▸ **TEXT TO READ**:
[start]

- Official poster
- Directed by: Gorman Bechard
- Written by: Gorman Bechard Ashley McGarry
- Produced by: Gorman Bechard Ashley McGarry
- Starring: Margaret Laney Alex Brown Anne Petersen Jake Alexander Lynn Mancinelli Brendan Bradley Rooney Mara
- Cinematography: Adrian Correia
- Music by: Dean Falcone Stephen Harris
- Distributed by: What We Were Thinking Films Inc.
- Release date: June 12, 2009;
- Running time: 94 minutes
- Country: United States
- Language: English

= Friends (With Benefits) =

2009 independent film by Gorman Bechard

Friends (with benefits) is a 2009 romantic comedy film released on June 12, 2009 at the Seattle True Independent Film Festival.

==Production==
===Casting===
The film stars Margaret Laney as Chloe and Alex Brown as Owen, lifelong best friends and current med school students. Rounding out their tight-knit group of friends are Anne Peterson as Allison, Jake Alexander as Jeff, Lynn Mancinelli as Shirley, Brendan Bradley as Brad and Rooney Mara as Tara.

[end]

▸ **EXCERPTED RECORDS**:
[start]

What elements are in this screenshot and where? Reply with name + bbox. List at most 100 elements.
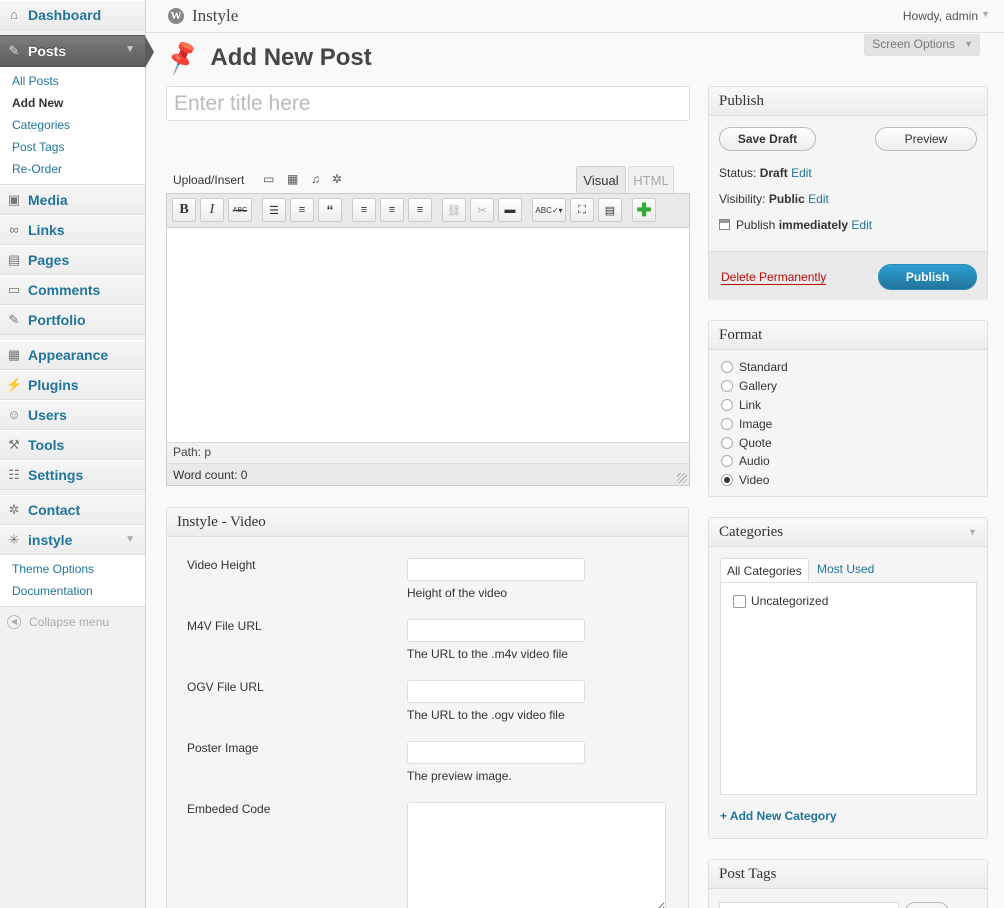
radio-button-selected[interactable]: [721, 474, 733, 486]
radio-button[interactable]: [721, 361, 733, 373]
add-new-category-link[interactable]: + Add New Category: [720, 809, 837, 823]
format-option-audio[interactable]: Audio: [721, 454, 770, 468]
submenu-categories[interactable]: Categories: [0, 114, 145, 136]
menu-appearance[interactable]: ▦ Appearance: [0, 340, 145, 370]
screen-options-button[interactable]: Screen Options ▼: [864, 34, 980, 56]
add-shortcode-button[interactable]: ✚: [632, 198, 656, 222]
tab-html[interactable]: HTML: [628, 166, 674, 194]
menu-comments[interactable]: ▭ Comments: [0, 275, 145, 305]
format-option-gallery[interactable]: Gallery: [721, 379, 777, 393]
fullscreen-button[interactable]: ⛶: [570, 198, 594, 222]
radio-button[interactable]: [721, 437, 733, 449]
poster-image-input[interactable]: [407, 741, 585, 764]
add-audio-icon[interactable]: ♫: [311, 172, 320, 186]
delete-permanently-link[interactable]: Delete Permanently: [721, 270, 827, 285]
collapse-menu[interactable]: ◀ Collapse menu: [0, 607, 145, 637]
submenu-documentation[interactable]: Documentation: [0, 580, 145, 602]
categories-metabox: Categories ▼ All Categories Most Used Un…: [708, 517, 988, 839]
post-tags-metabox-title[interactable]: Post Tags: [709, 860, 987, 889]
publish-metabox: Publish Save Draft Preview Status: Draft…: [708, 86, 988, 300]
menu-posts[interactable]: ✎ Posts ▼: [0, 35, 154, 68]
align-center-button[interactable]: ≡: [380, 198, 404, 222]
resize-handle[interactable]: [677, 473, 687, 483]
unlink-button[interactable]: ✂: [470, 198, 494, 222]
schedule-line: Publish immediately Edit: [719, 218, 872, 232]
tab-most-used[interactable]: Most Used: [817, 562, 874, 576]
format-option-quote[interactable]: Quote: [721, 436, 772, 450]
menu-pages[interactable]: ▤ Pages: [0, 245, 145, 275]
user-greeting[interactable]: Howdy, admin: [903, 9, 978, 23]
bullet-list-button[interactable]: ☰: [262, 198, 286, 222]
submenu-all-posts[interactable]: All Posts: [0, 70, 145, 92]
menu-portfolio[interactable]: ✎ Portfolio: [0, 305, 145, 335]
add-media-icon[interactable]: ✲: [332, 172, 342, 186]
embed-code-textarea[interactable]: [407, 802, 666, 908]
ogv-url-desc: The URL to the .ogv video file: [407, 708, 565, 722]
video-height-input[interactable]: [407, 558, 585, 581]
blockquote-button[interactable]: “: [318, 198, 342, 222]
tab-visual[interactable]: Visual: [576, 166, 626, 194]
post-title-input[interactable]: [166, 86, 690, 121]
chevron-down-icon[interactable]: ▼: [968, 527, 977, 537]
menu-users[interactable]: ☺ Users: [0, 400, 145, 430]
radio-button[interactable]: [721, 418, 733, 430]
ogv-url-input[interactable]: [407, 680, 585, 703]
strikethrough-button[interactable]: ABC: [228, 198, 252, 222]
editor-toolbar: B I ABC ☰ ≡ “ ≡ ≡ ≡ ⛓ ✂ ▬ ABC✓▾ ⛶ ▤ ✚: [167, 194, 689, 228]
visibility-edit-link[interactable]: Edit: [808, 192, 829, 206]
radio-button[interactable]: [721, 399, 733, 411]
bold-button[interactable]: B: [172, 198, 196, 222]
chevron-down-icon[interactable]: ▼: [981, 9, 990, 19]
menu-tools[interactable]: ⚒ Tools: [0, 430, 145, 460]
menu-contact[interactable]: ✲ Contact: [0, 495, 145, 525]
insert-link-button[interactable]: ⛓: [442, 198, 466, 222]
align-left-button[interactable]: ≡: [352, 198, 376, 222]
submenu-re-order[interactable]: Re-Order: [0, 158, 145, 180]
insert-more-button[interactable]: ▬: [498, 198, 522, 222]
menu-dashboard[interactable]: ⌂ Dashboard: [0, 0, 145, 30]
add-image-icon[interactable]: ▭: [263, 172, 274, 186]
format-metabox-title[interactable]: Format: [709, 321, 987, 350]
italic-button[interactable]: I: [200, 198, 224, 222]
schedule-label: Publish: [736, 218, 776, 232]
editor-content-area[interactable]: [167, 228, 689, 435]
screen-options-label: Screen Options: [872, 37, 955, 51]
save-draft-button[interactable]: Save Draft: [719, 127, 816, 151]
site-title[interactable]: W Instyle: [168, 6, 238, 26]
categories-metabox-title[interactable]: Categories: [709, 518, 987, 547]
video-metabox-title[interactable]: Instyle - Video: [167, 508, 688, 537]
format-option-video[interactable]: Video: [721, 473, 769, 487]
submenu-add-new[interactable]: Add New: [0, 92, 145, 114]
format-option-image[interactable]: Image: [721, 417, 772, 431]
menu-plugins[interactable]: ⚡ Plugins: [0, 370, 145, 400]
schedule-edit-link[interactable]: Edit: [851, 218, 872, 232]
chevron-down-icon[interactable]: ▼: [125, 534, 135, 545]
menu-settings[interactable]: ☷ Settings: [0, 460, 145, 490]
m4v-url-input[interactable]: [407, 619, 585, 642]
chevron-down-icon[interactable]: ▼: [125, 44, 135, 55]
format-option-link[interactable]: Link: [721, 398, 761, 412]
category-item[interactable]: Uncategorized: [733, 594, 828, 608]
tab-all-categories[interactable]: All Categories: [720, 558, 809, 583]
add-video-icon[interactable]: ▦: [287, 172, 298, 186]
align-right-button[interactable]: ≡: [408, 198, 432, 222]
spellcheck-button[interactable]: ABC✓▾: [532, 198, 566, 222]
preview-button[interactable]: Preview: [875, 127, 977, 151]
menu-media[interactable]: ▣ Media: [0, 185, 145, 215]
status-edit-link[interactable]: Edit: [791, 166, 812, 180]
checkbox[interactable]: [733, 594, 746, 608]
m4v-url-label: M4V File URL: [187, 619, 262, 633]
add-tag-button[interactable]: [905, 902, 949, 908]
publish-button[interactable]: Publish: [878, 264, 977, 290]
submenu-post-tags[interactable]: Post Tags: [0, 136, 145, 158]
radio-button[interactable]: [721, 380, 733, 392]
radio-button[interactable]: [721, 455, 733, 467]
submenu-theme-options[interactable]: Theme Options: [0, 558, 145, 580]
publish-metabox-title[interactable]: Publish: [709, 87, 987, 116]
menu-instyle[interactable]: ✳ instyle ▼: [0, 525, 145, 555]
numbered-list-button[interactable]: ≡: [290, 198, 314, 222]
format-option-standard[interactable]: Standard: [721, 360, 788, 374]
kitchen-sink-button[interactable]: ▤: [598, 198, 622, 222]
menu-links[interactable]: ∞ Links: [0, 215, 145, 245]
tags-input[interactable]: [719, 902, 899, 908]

[end]

▸ **WRITTEN TASKS**:
1. Render this sentence from the article on Friends (With Benefits) in Spanish: "Friends (with benefits) is a 2009 romantic comedy film released on June 12, 2009 at the Seattle True Independent Film Festival."
2. Resume the article on Friends (With Benefits) after its final sentence.
The rows were drawn from a different source than the article on Friends (With Benefits).

▸ **EXERCISE RESULTS**:
1. Friends (with benefits) es una película de comedia romántica de 2009 estrenada el 12 de junio de 2009 en el Seattle True Independent Film Festival.

2.
===Development===
Taken off a script originally written by Gorman Bechard in 1999, the film was shopped around that summer under the title Fuck Buddies to every major studio in Hollywood. Inevitably, the script was put on the back burner until Bechard started looking for a lighter follow-up to his extremely dark 2005 feature You Are Alone. In 2006 Bechard teamed with writing partner Ashley McGarry and they began to rewrite the film, changing the title to Friends (with benefits) and casting Margaret Laney in the lead role.

===Filming===
Production began in April 2007. The film was shot over 18 days in New Haven, Connecticut.

==Release==
The film debuted at the Seattle True Independent Film Festival on June 12, 2009 and received the award for "Best Romantic Comedy". The film was released on DVD in the United States in August 2010.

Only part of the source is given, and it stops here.